- Material provided:

------

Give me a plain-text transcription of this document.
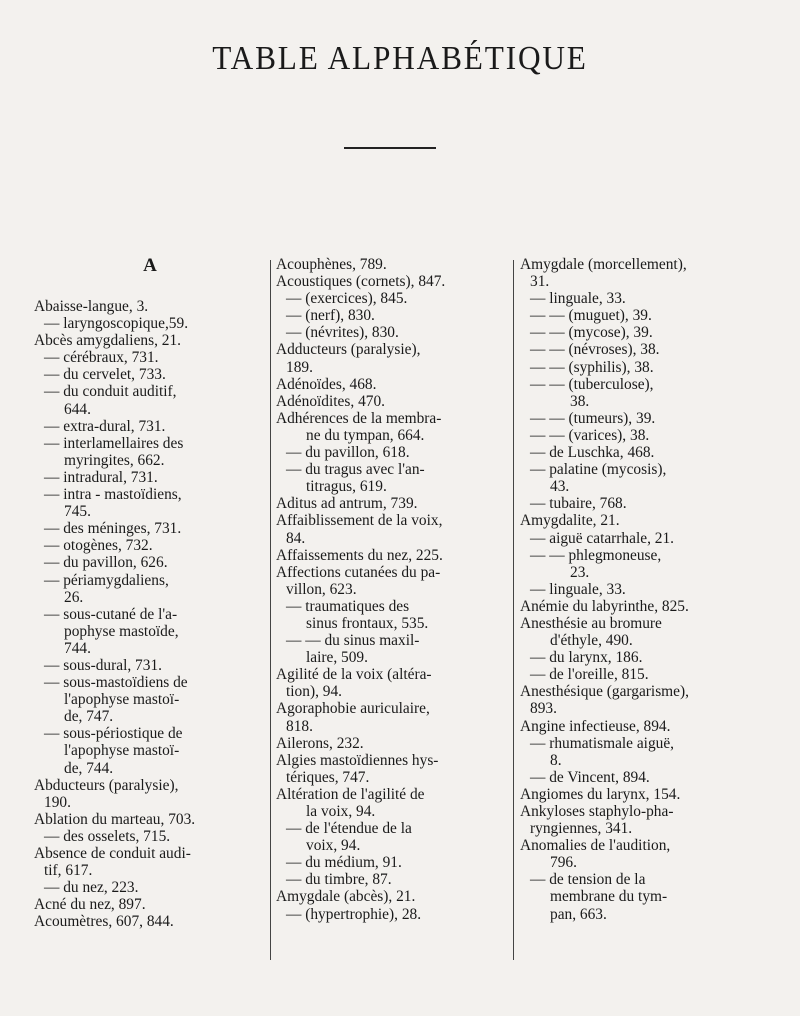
TABLE ALPHABÉTIQUE
A
Abaisse-langue, 3.
— laryngoscopique,59.
Abcès amygdaliens, 21.
— cérébraux, 731.
— du cervelet, 733.
— du conduit auditif,
644.
— extra-dural, 731.
— interlamellaires des
myringites, 662.
— intradural, 731.
— intra - mastoïdiens,
745.
— des méninges, 731.
— otogènes, 732.
— du pavillon, 626.
— périamygdaliens,
26.
— sous-cutané de l'a-
pophyse mastoïde,
744.
— sous-dural, 731.
— sous-mastoïdiens de
l'apophyse mastoï-
de, 747.
— sous-périostique de
l'apophyse mastoï-
de, 744.
Abducteurs (paralysie),
190.
Ablation du marteau, 703.
— des osselets, 715.
Absence de conduit audi-
tif, 617.
— du nez, 223.
Acné du nez, 897.
Acoumètres, 607, 844.
Acouphènes, 789.
Acoustiques (cornets), 847.
— (exercices), 845.
— (nerf), 830.
— (névrites), 830.
Adducteurs (paralysie),
189.
Adénoïdes, 468.
Adénoïdites, 470.
Adhérences de la membra-
ne du tympan, 664.
— du pavillon, 618.
— du tragus avec l'an-
titragus, 619.
Aditus ad antrum, 739.
Affaiblissement de la voix,
84.
Affaissements du nez, 225.
Affections cutanées du pa-
villon, 623.
— traumatiques des
sinus frontaux, 535.
— — du sinus maxil-
laire, 509.
Agilité de la voix (altéra-
tion), 94.
Agoraphobie auriculaire,
818.
Ailerons, 232.
Algies mastoïdiennes hys-
tériques, 747.
Altération de l'agilité de
la voix, 94.
— de l'étendue de la
voix, 94.
— du médium, 91.
— du timbre, 87.
Amygdale (abcès), 21.
— (hypertrophie), 28.
Amygdale (morcellement),
31.
— linguale, 33.
— — (muguet), 39.
— — (mycose), 39.
— — (névroses), 38.
— — (syphilis), 38.
— — (tuberculose),
38.
— — (tumeurs), 39.
— — (varices), 38.
— de Luschka, 468.
— palatine (mycosis),
43.
— tubaire, 768.
Amygdalite, 21.
— aiguë catarrhale, 21.
— — phlegmoneuse,
23.
— linguale, 33.
Anémie du labyrinthe, 825.
Anesthésie au bromure
d'éthyle, 490.
— du larynx, 186.
— de l'oreille, 815.
Anesthésique (gargarisme),
893.
Angine infectieuse, 894.
— rhumatismale aiguë,
8.
— de Vincent, 894.
Angiomes du larynx, 154.
Ankyloses staphylo-pha-
ryngiennes, 341.
Anomalies de l'audition,
796.
— de tension de la
membrane du tym-
pan, 663.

------

- Work required:
Repeat each entry exactly. Pictures do not belong in the copy.

- Result of this exercise:
Give me a plain-text transcription of this document.
TABLE ALPHABÉTIQUE
A
Abaisse-langue, 3.
— laryngoscopique,59.
Abcès amygdaliens, 21.
— cérébraux, 731.
— du cervelet, 733.
— du conduit auditif,
644.
— extra-dural, 731.
— interlamellaires des
myringites, 662.
— intradural, 731.
— intra - mastoïdiens,
745.
— des méninges, 731.
— otogènes, 732.
— du pavillon, 626.
— périamygdaliens,
26.
— sous-cutané de l'a-
pophyse mastoïde,
744.
— sous-dural, 731.
— sous-mastoïdiens de
l'apophyse mastoï-
de, 747.
— sous-périostique de
l'apophyse mastoï-
de, 744.
Abducteurs (paralysie),
190.
Ablation du marteau, 703.
— des osselets, 715.
Absence de conduit audi-
tif, 617.
— du nez, 223.
Acné du nez, 897.
Acoumètres, 607, 844.
Acouphènes, 789.
Acoustiques (cornets), 847.
— (exercices), 845.
— (nerf), 830.
— (névrites), 830.
Adducteurs (paralysie),
189.
Adénoïdes, 468.
Adénoïdites, 470.
Adhérences de la membra-
ne du tympan, 664.
— du pavillon, 618.
— du tragus avec l'an-
titragus, 619.
Aditus ad antrum, 739.
Affaiblissement de la voix,
84.
Affaissements du nez, 225.
Affections cutanées du pa-
villon, 623.
— traumatiques des
sinus frontaux, 535.
— — du sinus maxil-
laire, 509.
Agilité de la voix (altéra-
tion), 94.
Agoraphobie auriculaire,
818.
Ailerons, 232.
Algies mastoïdiennes hys-
tériques, 747.
Altération de l'agilité de
la voix, 94.
— de l'étendue de la
voix, 94.
— du médium, 91.
— du timbre, 87.
Amygdale (abcès), 21.
— (hypertrophie), 28.
Amygdale (morcellement),
31.
— linguale, 33.
— — (muguet), 39.
— — (mycose), 39.
— — (névroses), 38.
— — (syphilis), 38.
— — (tuberculose),
38.
— — (tumeurs), 39.
— — (varices), 38.
— de Luschka, 468.
— palatine (mycosis),
43.
— tubaire, 768.
Amygdalite, 21.
— aiguë catarrhale, 21.
— — phlegmoneuse,
23.
— linguale, 33.
Anémie du labyrinthe, 825.
Anesthésie au bromure
d'éthyle, 490.
— du larynx, 186.
— de l'oreille, 815.
Anesthésique (gargarisme),
893.
Angine infectieuse, 894.
— rhumatismale aiguë,
8.
— de Vincent, 894.
Angiomes du larynx, 154.
Ankyloses staphylo-pha-
ryngiennes, 341.
Anomalies de l'audition,
796.
— de tension de la
membrane du tym-
pan, 663.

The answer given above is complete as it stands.